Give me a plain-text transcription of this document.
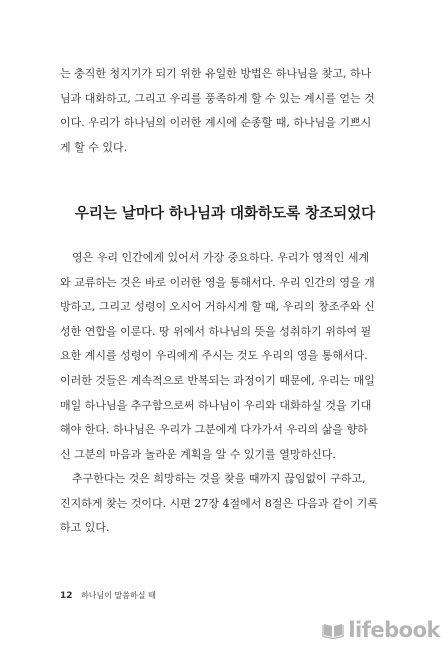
는 충직한 청지기가 되기 위한 유일한 방법은 하나님을 찾고, 하나
님과 대화하고, 그리고 우리를 풍족하게 할 수 있는 계시를 얻는 것
이다. 우리가 하나님의 이러한 계시에 순종할 때, 하나님을 기쁘시
게 할 수 있다.
우리는 날마다 하나님과 대화하도록 창조되었다
영은 우리 인간에게 있어서 가장 중요하다. 우리가 영적인 세계
와 교류하는 것은 바로 이러한 영을 통해서다. 우리 인간의 영을 개
방하고, 그리고 성령이 오시어 거하시게 할 때, 우리의 창조주와 신
성한 연합을 이룬다. 땅 위에서 하나님의 뜻을 성취하기 위하여 필
요한 계시를 성령이 우리에게 주시는 것도 우리의 영을 통해서다.
이러한 것들은 계속적으로 반복되는 과정이기 때문에, 우리는 매일
매일 하나님을 추구함으로써 하나님이 우리와 대화하실 것을 기대
해야 한다. 하나님은 우리가 그분에게 다가가서 우리의 삶을 향하
신 그분의 마음과 놀라운 계획을 알 수 있기를 열망하신다.
추구한다는 것은 희망하는 것을 찾을 때까지 끊임없이 구하고,
진지하게 찾는 것이다. 시편 27장 4절에서 8절은 다음과 같이 기록
하고 있다.
12 하나님이 말씀하실 때
lifebook
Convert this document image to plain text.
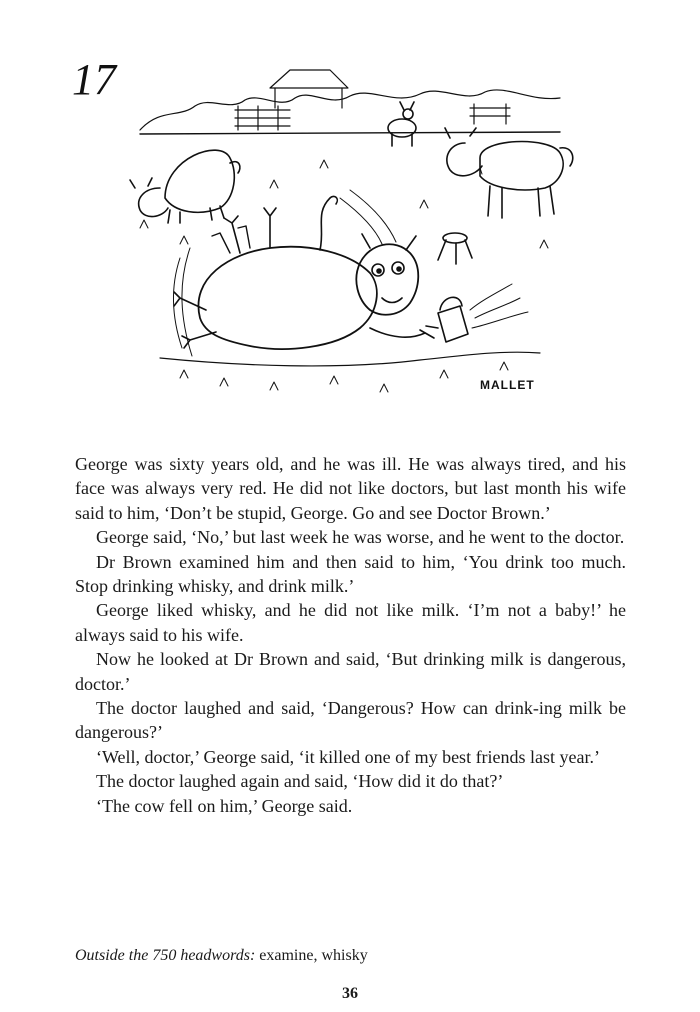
17
MALLET

George was sixty years old, and he was ill. He was always tired, and his face was always very red. He did not like doctors, but last month his wife said to him, ‘Don’t be stupid, George. Go and see Doctor Brown.’

George said, ‘No,’ but last week he was worse, and he went to the doctor.

Dr Brown examined him and then said to him, ‘You drink too much. Stop drinking whisky, and drink milk.’

George liked whisky, and he did not like milk. ‘I’m not a baby!’ he always said to his wife.

Now he looked at Dr Brown and said, ‘But drinking milk is dangerous, doctor.’

The doctor laughed and said, ‘Dangerous? How can drink-ing milk be dangerous?’

‘Well, doctor,’ George said, ‘it killed one of my best friends last year.’

The doctor laughed again and said, ‘How did it do that?’

‘The cow fell on him,’ George said.

Outside the 750 headwords: examine, whisky
36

Work to complete » Write out the entries above word for word. Do not include the pictures.

Written reply »
Give me a plain-text transcription of this document.
는 충직한 청지기가 되기 위한 유일한 방법은 하나님을 찾고, 하나
님과 대화하고, 그리고 우리를 풍족하게 할 수 있는 계시를 얻는 것
이다. 우리가 하나님의 이러한 계시에 순종할 때, 하나님을 기쁘시
게 할 수 있다.
우리는 날마다 하나님과 대화하도록 창조되었다
영은 우리 인간에게 있어서 가장 중요하다. 우리가 영적인 세계
와 교류하는 것은 바로 이러한 영을 통해서다. 우리 인간의 영을 개
방하고, 그리고 성령이 오시어 거하시게 할 때, 우리의 창조주와 신
성한 연합을 이룬다. 땅 위에서 하나님의 뜻을 성취하기 위하여 필
요한 계시를 성령이 우리에게 주시는 것도 우리의 영을 통해서다.
이러한 것들은 계속적으로 반복되는 과정이기 때문에, 우리는 매일
매일 하나님을 추구함으로써 하나님이 우리와 대화하실 것을 기대
해야 한다. 하나님은 우리가 그분에게 다가가서 우리의 삶을 향하
신 그분의 마음과 놀라운 계획을 알 수 있기를 열망하신다.
추구한다는 것은 희망하는 것을 찾을 때까지 끊임없이 구하고,
진지하게 찾는 것이다. 시편 27장 4절에서 8절은 다음과 같이 기록
하고 있다.
12 하나님이 말씀하실 때
lifebook
Convert this document image to plain text.
17
MALLET

George was sixty years old, and he was ill. He was always tired, and his face was always very red. He did not like doctors, but last month his wife said to him, ‘Don’t be stupid, George. Go and see Doctor Brown.’

George said, ‘No,’ but last week he was worse, and he went to the doctor.

Dr Brown examined him and then said to him, ‘You drink too much. Stop drinking whisky, and drink milk.’

George liked whisky, and he did not like milk. ‘I’m not a baby!’ he always said to his wife.

Now he looked at Dr Brown and said, ‘But drinking milk is dangerous, doctor.’

The doctor laughed and said, ‘Dangerous? How can drink-ing milk be dangerous?’

‘Well, doctor,’ George said, ‘it killed one of my best friends last year.’

The doctor laughed again and said, ‘How did it do that?’

‘The cow fell on him,’ George said.

Outside the 750 headwords: examine, whisky
36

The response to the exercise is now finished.